(Data entries)

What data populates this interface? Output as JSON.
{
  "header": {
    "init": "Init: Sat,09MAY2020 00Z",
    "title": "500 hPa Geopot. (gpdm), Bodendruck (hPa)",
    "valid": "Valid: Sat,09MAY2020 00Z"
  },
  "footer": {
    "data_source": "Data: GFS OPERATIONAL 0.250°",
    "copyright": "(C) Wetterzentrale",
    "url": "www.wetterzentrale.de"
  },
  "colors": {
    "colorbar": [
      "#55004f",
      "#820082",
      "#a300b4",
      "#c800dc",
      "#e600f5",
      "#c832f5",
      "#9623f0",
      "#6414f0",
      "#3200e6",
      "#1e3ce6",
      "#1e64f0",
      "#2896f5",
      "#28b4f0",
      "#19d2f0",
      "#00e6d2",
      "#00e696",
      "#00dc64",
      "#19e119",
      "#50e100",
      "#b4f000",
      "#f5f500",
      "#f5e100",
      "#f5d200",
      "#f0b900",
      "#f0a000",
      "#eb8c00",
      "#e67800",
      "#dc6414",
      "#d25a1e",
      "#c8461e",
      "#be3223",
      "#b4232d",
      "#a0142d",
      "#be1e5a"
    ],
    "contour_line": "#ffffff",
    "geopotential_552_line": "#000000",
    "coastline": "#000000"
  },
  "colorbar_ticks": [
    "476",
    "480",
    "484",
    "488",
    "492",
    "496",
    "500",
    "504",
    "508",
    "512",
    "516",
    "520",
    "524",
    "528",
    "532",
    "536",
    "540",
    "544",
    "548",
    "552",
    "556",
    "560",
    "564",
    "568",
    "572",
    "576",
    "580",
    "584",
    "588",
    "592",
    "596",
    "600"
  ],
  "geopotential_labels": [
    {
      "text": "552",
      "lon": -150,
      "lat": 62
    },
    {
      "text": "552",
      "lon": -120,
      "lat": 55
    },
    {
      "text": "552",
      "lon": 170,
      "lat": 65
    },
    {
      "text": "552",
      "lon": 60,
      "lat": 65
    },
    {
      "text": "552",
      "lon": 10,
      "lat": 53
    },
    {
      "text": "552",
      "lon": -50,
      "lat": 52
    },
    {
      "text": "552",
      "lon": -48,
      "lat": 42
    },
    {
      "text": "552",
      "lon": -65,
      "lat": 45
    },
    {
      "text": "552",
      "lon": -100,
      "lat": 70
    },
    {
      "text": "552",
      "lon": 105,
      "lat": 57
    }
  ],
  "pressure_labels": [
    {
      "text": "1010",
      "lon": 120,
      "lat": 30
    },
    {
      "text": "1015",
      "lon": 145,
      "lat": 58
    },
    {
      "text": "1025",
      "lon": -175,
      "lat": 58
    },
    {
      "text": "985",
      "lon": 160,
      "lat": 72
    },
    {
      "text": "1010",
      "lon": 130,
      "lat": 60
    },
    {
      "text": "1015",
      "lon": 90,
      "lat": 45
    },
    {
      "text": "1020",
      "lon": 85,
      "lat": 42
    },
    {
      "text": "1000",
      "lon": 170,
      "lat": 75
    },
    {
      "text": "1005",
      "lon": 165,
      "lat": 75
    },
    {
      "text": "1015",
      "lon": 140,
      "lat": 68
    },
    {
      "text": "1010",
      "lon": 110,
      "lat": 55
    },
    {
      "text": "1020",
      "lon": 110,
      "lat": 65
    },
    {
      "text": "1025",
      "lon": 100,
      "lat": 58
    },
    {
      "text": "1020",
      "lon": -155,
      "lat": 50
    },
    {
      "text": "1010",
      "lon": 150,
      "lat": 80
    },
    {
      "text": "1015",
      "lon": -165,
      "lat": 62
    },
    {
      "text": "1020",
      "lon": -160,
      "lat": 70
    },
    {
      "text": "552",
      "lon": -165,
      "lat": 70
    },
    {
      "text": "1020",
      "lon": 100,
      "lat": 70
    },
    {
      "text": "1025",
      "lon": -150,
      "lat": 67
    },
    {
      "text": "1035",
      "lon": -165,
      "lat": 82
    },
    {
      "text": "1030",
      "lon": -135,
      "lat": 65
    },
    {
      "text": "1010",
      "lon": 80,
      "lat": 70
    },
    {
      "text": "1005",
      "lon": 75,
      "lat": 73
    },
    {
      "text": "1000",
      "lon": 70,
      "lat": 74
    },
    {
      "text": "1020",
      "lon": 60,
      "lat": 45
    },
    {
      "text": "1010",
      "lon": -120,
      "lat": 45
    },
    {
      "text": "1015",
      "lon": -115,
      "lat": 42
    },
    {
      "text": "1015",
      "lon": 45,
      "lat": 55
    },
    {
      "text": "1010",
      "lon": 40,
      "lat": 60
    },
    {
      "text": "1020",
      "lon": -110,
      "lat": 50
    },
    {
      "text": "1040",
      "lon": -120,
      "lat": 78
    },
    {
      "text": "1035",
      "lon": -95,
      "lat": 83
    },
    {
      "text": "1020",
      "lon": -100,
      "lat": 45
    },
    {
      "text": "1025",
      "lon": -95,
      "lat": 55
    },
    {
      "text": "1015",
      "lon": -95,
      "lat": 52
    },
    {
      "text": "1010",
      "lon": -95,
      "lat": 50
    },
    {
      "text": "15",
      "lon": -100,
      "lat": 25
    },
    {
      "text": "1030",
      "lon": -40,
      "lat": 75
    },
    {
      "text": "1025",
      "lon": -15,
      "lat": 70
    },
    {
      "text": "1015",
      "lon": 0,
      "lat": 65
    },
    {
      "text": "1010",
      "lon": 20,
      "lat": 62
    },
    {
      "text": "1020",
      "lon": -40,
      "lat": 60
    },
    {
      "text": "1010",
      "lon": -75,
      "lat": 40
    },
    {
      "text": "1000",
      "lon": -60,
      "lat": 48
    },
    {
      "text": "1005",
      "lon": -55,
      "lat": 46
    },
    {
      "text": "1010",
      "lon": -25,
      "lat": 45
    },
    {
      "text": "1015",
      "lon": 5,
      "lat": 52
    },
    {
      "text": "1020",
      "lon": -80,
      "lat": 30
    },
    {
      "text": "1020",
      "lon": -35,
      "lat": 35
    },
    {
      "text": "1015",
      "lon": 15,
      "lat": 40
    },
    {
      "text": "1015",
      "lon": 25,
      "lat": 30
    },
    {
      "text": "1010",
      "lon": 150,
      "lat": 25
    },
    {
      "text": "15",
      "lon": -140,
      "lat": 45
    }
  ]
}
==
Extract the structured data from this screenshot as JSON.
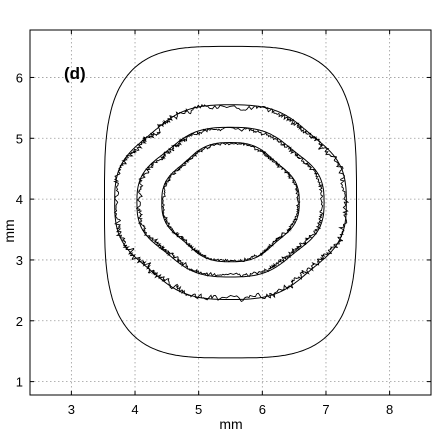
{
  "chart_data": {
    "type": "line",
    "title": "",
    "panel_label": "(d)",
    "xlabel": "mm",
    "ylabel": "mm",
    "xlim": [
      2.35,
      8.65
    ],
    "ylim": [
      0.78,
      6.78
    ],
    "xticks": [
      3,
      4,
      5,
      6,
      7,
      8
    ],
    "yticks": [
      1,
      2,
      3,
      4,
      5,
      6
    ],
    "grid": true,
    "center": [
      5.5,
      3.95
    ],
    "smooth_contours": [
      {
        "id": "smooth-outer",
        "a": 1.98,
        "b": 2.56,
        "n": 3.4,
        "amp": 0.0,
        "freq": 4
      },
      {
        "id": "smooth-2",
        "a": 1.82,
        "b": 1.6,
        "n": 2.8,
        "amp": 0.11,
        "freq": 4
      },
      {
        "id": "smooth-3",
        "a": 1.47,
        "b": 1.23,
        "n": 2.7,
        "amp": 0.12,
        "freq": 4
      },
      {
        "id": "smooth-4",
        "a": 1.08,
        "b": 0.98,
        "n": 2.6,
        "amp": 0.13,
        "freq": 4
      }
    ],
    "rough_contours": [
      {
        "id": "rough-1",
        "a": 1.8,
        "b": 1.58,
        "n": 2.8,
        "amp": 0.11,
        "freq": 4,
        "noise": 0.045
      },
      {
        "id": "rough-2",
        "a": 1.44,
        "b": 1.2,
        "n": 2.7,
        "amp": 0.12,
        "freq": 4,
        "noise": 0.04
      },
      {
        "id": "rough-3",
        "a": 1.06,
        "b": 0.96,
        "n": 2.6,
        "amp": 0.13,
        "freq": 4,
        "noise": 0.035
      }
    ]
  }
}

= What this task involves =
Copy out each line of the entries that holds "title".

= Written answer =
    "title": "500 hPa Geopot. (gpdm), Bodendruck (hPa)",
    "title": "",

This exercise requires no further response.